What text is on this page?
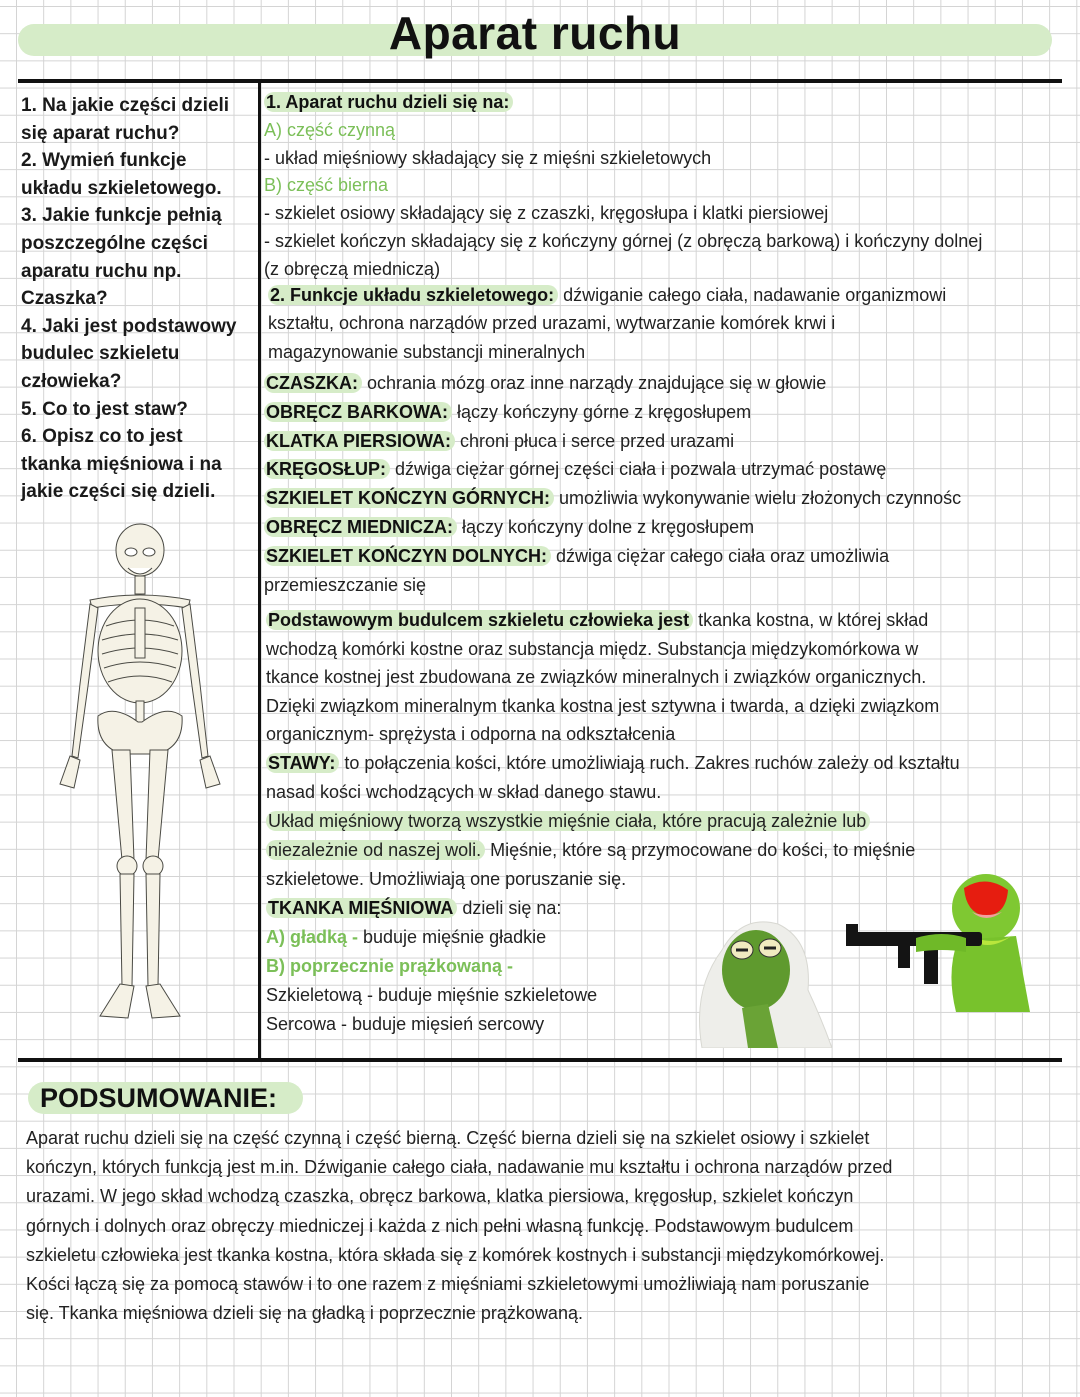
Aparat ruchu
1. Na jakie części dzieli
się aparat ruchu?
2. Wymień funkcje
układu szkieletowego.
3. Jakie funkcje pełnią
poszczególne części
aparatu ruchu np.
Czaszka?
4. Jaki jest podstawowy
budulec szkieletu
człowieka?
5. Co to jest staw?
6. Opisz co to jest
tkanka mięśniowa i na
jakie części się dzieli.
1. Aparat ruchu dzieli się na:
A) część czynną
- układ mięśniowy składający się z mięśni szkieletowych
B) część bierna
- szkielet osiowy składający się z czaszki, kręgosłupa i klatki piersiowej
- szkielet kończyn składający się z kończyny górnej (z obręczą barkową) i kończyny dolnej
(z obręczą miedniczą)
2. Funkcje układu szkieletowego: dźwiganie całego ciała, nadawanie organizmowi
kształtu, ochrona narządów przed urazami, wytwarzanie komórek krwi i
magazynowanie substancji mineralnych
CZASZKA: ochrania mózg oraz inne narządy znajdujące się w głowie
OBRĘCZ BARKOWA: łączy kończyny górne z kręgosłupem
KLATKA PIERSIOWA: chroni płuca i serce przed urazami
KRĘGOSŁUP: dźwiga ciężar górnej części ciała i pozwala utrzymać postawę
SZKIELET KOŃCZYN GÓRNYCH: umożliwia wykonywanie wielu złożonych czynnośc
OBRĘCZ MIEDNICZA: łączy kończyny dolne z kręgosłupem
SZKIELET KOŃCZYN DOLNYCH: dźwiga ciężar całego ciała oraz umożliwia
przemieszczanie się
Podstawowym budulcem szkieletu człowieka jest tkanka kostna, w której skład
wchodzą komórki kostne oraz substancja międz. Substancja międzykomórkowa w
tkance kostnej jest zbudowana ze związków mineralnych i związków organicznych.
Dzięki związkom mineralnym tkanka kostna jest sztywna i twarda, a dzięki związkom
organicznym- sprężysta i odporna na odkształcenia
STAWY: to połączenia kości, które umożliwiają ruch. Zakres ruchów zależy od kształtu
nasad kości wchodzących w skład danego stawu.
Układ mięśniowy tworzą wszystkie mięśnie ciała, które pracują zależnie lub
niezależnie od naszej woli. Mięśnie, które są przymocowane do kości, to mięśnie
szkieletowe. Umożliwiają one poruszanie się.
TKANKA MIĘŚNIOWA dzieli się na:
A) gładką - buduje mięśnie gładkie
B) poprzecznie prążkowaną -
Szkieletową - buduje mięśnie szkieletowe
Sercowa - buduje mięsień sercowy
PODSUMOWANIE:
Aparat ruchu dzieli się na część czynną i część bierną. Część bierna dzieli się na szkielet osiowy i szkielet
kończyn, których funkcją jest m.in. Dźwiganie całego ciała, nadawanie mu kształtu i ochrona narządów przed
urazami. W jego skład wchodzą czaszka, obręcz barkowa, klatka piersiowa, kręgosłup, szkielet kończyn
górnych i dolnych oraz obręczy miedniczej i każda z nich pełni własną funkcję. Podstawowym budulcem
szkieletu człowieka jest tkanka kostna, która składa się z komórek kostnych i substancji międzykomórkowej.
Kości łączą się za pomocą stawów i to one razem z mięśniami szkieletowymi umożliwiają nam poruszanie
się. Tkanka mięśniowa dzieli się na gładką i poprzecznie prążkowaną.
───
Problem statement => Omitting all images, print the listing exactly.

The result =>
What text is on this page?
Aparat ruchu
1. Na jakie części dzieli
się aparat ruchu?
2. Wymień funkcje
układu szkieletowego.
3. Jakie funkcje pełnią
poszczególne części
aparatu ruchu np.
Czaszka?
4. Jaki jest podstawowy
budulec szkieletu
człowieka?
5. Co to jest staw?
6. Opisz co to jest
tkanka mięśniowa i na
jakie części się dzieli.
1. Aparat ruchu dzieli się na:
A) część czynną
- układ mięśniowy składający się z mięśni szkieletowych
B) część bierna
- szkielet osiowy składający się z czaszki, kręgosłupa i klatki piersiowej
- szkielet kończyn składający się z kończyny górnej (z obręczą barkową) i kończyny dolnej
(z obręczą miedniczą)
2. Funkcje układu szkieletowego: dźwiganie całego ciała, nadawanie organizmowi
kształtu, ochrona narządów przed urazami, wytwarzanie komórek krwi i
magazynowanie substancji mineralnych
CZASZKA: ochrania mózg oraz inne narządy znajdujące się w głowie
OBRĘCZ BARKOWA: łączy kończyny górne z kręgosłupem
KLATKA PIERSIOWA: chroni płuca i serce przed urazami
KRĘGOSŁUP: dźwiga ciężar górnej części ciała i pozwala utrzymać postawę
SZKIELET KOŃCZYN GÓRNYCH: umożliwia wykonywanie wielu złożonych czynnośc
OBRĘCZ MIEDNICZA: łączy kończyny dolne z kręgosłupem
SZKIELET KOŃCZYN DOLNYCH: dźwiga ciężar całego ciała oraz umożliwia
przemieszczanie się
Podstawowym budulcem szkieletu człowieka jest tkanka kostna, w której skład
wchodzą komórki kostne oraz substancja międz. Substancja międzykomórkowa w
tkance kostnej jest zbudowana ze związków mineralnych i związków organicznych.
Dzięki związkom mineralnym tkanka kostna jest sztywna i twarda, a dzięki związkom
organicznym- sprężysta i odporna na odkształcenia
STAWY: to połączenia kości, które umożliwiają ruch. Zakres ruchów zależy od kształtu
nasad kości wchodzących w skład danego stawu.
Układ mięśniowy tworzą wszystkie mięśnie ciała, które pracują zależnie lub
niezależnie od naszej woli. Mięśnie, które są przymocowane do kości, to mięśnie
szkieletowe. Umożliwiają one poruszanie się.
TKANKA MIĘŚNIOWA dzieli się na:
A) gładką - buduje mięśnie gładkie
B) poprzecznie prążkowaną -
Szkieletową - buduje mięśnie szkieletowe
Sercowa - buduje mięsień sercowy
PODSUMOWANIE:
Aparat ruchu dzieli się na część czynną i część bierną. Część bierna dzieli się na szkielet osiowy i szkielet
kończyn, których funkcją jest m.in. Dźwiganie całego ciała, nadawanie mu kształtu i ochrona narządów przed
urazami. W jego skład wchodzą czaszka, obręcz barkowa, klatka piersiowa, kręgosłup, szkielet kończyn
górnych i dolnych oraz obręczy miedniczej i każda z nich pełni własną funkcję. Podstawowym budulcem
szkieletu człowieka jest tkanka kostna, która składa się z komórek kostnych i substancji międzykomórkowej.
Kości łączą się za pomocą stawów i to one razem z mięśniami szkieletowymi umożliwiają nam poruszanie
się. Tkanka mięśniowa dzieli się na gładką i poprzecznie prążkowaną.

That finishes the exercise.